▶ **The problem**
Reproduce all of the data exactly, with no line skipped.

-- START Input rows --

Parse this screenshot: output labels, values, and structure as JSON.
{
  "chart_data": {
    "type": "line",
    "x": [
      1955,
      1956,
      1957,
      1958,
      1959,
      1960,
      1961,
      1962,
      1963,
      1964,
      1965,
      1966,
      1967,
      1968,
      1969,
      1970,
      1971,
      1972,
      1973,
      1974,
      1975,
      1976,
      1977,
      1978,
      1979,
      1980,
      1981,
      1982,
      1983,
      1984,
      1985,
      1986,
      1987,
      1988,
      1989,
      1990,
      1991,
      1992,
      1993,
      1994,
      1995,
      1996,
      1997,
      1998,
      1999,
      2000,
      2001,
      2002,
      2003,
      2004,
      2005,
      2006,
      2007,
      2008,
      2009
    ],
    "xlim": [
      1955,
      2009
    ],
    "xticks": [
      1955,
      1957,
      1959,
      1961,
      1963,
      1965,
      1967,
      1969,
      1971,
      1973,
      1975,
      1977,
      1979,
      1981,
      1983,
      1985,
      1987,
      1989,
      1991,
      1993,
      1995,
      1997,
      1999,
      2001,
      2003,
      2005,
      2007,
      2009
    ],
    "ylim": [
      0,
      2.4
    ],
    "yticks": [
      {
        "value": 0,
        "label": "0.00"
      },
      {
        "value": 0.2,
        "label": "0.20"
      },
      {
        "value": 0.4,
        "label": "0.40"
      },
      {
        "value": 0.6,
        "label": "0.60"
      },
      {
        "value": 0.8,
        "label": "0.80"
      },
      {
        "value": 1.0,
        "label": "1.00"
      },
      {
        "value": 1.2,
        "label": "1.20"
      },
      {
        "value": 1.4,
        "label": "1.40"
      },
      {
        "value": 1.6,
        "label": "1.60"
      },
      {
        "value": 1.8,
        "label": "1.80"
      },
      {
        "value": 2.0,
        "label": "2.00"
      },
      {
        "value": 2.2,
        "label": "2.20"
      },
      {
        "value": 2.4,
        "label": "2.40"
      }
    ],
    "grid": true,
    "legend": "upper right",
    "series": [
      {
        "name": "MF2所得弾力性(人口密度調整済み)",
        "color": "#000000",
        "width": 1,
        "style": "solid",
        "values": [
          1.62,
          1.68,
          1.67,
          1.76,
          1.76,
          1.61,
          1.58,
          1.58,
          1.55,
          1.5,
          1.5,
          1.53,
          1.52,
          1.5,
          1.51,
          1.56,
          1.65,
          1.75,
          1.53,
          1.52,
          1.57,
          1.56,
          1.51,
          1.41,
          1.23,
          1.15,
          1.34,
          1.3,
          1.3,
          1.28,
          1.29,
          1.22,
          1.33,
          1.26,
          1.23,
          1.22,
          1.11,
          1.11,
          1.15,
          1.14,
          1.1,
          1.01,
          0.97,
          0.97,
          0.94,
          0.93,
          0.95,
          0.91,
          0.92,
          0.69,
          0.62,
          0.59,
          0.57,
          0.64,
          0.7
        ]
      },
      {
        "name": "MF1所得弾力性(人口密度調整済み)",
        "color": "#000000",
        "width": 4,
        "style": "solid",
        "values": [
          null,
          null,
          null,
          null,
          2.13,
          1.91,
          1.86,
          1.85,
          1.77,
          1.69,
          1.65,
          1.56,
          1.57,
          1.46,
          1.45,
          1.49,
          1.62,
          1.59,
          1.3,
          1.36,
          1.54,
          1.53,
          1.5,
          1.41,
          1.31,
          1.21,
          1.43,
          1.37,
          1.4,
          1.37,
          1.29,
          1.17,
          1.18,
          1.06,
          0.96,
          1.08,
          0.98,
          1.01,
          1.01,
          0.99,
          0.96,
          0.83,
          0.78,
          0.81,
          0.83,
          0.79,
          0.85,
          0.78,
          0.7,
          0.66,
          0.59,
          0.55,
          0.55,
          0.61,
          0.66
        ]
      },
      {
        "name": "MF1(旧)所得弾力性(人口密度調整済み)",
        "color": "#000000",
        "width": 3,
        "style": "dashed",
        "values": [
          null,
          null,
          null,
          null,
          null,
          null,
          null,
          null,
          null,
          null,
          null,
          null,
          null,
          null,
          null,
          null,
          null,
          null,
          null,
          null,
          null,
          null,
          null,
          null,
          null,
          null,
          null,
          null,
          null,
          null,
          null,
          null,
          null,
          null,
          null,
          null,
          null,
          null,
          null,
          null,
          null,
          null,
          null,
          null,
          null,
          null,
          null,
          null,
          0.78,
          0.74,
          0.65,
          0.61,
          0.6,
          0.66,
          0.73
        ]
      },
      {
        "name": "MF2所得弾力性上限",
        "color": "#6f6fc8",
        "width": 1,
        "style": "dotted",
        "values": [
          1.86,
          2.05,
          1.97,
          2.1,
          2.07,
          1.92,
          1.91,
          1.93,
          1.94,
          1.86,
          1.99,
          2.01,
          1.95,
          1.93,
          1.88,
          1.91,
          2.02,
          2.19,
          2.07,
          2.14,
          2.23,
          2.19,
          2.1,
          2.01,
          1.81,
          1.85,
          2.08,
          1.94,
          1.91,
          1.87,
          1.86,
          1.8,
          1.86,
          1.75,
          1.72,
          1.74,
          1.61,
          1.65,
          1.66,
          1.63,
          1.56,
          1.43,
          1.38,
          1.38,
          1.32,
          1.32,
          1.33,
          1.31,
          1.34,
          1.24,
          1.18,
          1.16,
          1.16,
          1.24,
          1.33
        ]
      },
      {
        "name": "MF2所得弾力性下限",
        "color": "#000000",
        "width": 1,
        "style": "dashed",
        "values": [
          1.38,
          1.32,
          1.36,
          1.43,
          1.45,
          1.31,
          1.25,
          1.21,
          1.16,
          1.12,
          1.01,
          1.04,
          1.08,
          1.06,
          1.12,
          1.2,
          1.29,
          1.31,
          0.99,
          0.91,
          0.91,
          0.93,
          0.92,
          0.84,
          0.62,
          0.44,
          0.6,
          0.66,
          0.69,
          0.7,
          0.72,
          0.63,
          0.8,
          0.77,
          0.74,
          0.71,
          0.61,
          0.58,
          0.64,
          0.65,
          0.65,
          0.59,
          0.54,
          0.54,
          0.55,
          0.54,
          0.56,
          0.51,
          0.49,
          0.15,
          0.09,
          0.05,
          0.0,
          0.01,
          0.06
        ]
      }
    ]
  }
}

-- END Input rows --

▶ **The result**
Parse this screenshot: output labels, values, and structure as JSON.
{
  "chart_data": {
    "type": "line",
    "x": [
      1955,
      1956,
      1957,
      1958,
      1959,
      1960,
      1961,
      1962,
      1963,
      1964,
      1965,
      1966,
      1967,
      1968,
      1969,
      1970,
      1971,
      1972,
      1973,
      1974,
      1975,
      1976,
      1977,
      1978,
      1979,
      1980,
      1981,
      1982,
      1983,
      1984,
      1985,
      1986,
      1987,
      1988,
      1989,
      1990,
      1991,
      1992,
      1993,
      1994,
      1995,
      1996,
      1997,
      1998,
      1999,
      2000,
      2001,
      2002,
      2003,
      2004,
      2005,
      2006,
      2007,
      2008,
      2009
    ],
    "xlim": [
      1955,
      2009
    ],
    "xticks": [
      1955,
      1957,
      1959,
      1961,
      1963,
      1965,
      1967,
      1969,
      1971,
      1973,
      1975,
      1977,
      1979,
      1981,
      1983,
      1985,
      1987,
      1989,
      1991,
      1993,
      1995,
      1997,
      1999,
      2001,
      2003,
      2005,
      2007,
      2009
    ],
    "ylim": [
      0,
      2.4
    ],
    "yticks": [
      {
        "value": 0,
        "label": "0.00"
      },
      {
        "value": 0.2,
        "label": "0.20"
      },
      {
        "value": 0.4,
        "label": "0.40"
      },
      {
        "value": 0.6,
        "label": "0.60"
      },
      {
        "value": 0.8,
        "label": "0.80"
      },
      {
        "value": 1.0,
        "label": "1.00"
      },
      {
        "value": 1.2,
        "label": "1.20"
      },
      {
        "value": 1.4,
        "label": "1.40"
      },
      {
        "value": 1.6,
        "label": "1.60"
      },
      {
        "value": 1.8,
        "label": "1.80"
      },
      {
        "value": 2.0,
        "label": "2.00"
      },
      {
        "value": 2.2,
        "label": "2.20"
      },
      {
        "value": 2.4,
        "label": "2.40"
      }
    ],
    "grid": true,
    "legend": "upper right",
    "series": [
      {
        "name": "MF2所得弾力性(人口密度調整済み)",
        "color": "#000000",
        "width": 1,
        "style": "solid",
        "values": [
          1.62,
          1.68,
          1.67,
          1.76,
          1.76,
          1.61,
          1.58,
          1.58,
          1.55,
          1.5,
          1.5,
          1.53,
          1.52,
          1.5,
          1.51,
          1.56,
          1.65,
          1.75,
          1.53,
          1.52,
          1.57,
          1.56,
          1.51,
          1.41,
          1.23,
          1.15,
          1.34,
          1.3,
          1.3,
          1.28,
          1.29,
          1.22,
          1.33,
          1.26,
          1.23,
          1.22,
          1.11,
          1.11,
          1.15,
          1.14,
          1.1,
          1.01,
          0.97,
          0.97,
          0.94,
          0.93,
          0.95,
          0.91,
          0.92,
          0.69,
          0.62,
          0.59,
          0.57,
          0.64,
          0.7
        ]
      },
      {
        "name": "MF1所得弾力性(人口密度調整済み)",
        "color": "#000000",
        "width": 4,
        "style": "solid",
        "values": [
          null,
          null,
          null,
          null,
          2.13,
          1.91,
          1.86,
          1.85,
          1.77,
          1.69,
          1.65,
          1.56,
          1.57,
          1.46,
          1.45,
          1.49,
          1.62,
          1.59,
          1.3,
          1.36,
          1.54,
          1.53,
          1.5,
          1.41,
          1.31,
          1.21,
          1.43,
          1.37,
          1.4,
          1.37,
          1.29,
          1.17,
          1.18,
          1.06,
          0.96,
          1.08,
          0.98,
          1.01,
          1.01,
          0.99,
          0.96,
          0.83,
          0.78,
          0.81,
          0.83,
          0.79,
          0.85,
          0.78,
          0.7,
          0.66,
          0.59,
          0.55,
          0.55,
          0.61,
          0.66
        ]
      },
      {
        "name": "MF1(旧)所得弾力性(人口密度調整済み)",
        "color": "#000000",
        "width": 3,
        "style": "dashed",
        "values": [
          null,
          null,
          null,
          null,
          null,
          null,
          null,
          null,
          null,
          null,
          null,
          null,
          null,
          null,
          null,
          null,
          null,
          null,
          null,
          null,
          null,
          null,
          null,
          null,
          null,
          null,
          null,
          null,
          null,
          null,
          null,
          null,
          null,
          null,
          null,
          null,
          null,
          null,
          null,
          null,
          null,
          null,
          null,
          null,
          null,
          null,
          null,
          null,
          0.78,
          0.74,
          0.65,
          0.61,
          0.6,
          0.66,
          0.73
        ]
      },
      {
        "name": "MF2所得弾力性上限",
        "color": "#6f6fc8",
        "width": 1,
        "style": "dotted",
        "values": [
          1.86,
          2.05,
          1.97,
          2.1,
          2.07,
          1.92,
          1.91,
          1.93,
          1.94,
          1.86,
          1.99,
          2.01,
          1.95,
          1.93,
          1.88,
          1.91,
          2.02,
          2.19,
          2.07,
          2.14,
          2.23,
          2.19,
          2.1,
          2.01,
          1.81,
          1.85,
          2.08,
          1.94,
          1.91,
          1.87,
          1.86,
          1.8,
          1.86,
          1.75,
          1.72,
          1.74,
          1.61,
          1.65,
          1.66,
          1.63,
          1.56,
          1.43,
          1.38,
          1.38,
          1.32,
          1.32,
          1.33,
          1.31,
          1.34,
          1.24,
          1.18,
          1.16,
          1.16,
          1.24,
          1.33
        ]
      },
      {
        "name": "MF2所得弾力性下限",
        "color": "#000000",
        "width": 1,
        "style": "dashed",
        "values": [
          1.38,
          1.32,
          1.36,
          1.43,
          1.45,
          1.31,
          1.25,
          1.21,
          1.16,
          1.12,
          1.01,
          1.04,
          1.08,
          1.06,
          1.12,
          1.2,
          1.29,
          1.31,
          0.99,
          0.91,
          0.91,
          0.93,
          0.92,
          0.84,
          0.62,
          0.44,
          0.6,
          0.66,
          0.69,
          0.7,
          0.72,
          0.63,
          0.8,
          0.77,
          0.74,
          0.71,
          0.61,
          0.58,
          0.64,
          0.65,
          0.65,
          0.59,
          0.54,
          0.54,
          0.55,
          0.54,
          0.56,
          0.51,
          0.49,
          0.15,
          0.09,
          0.05,
          0.0,
          0.01,
          0.06
        ]
      }
    ]
  }
}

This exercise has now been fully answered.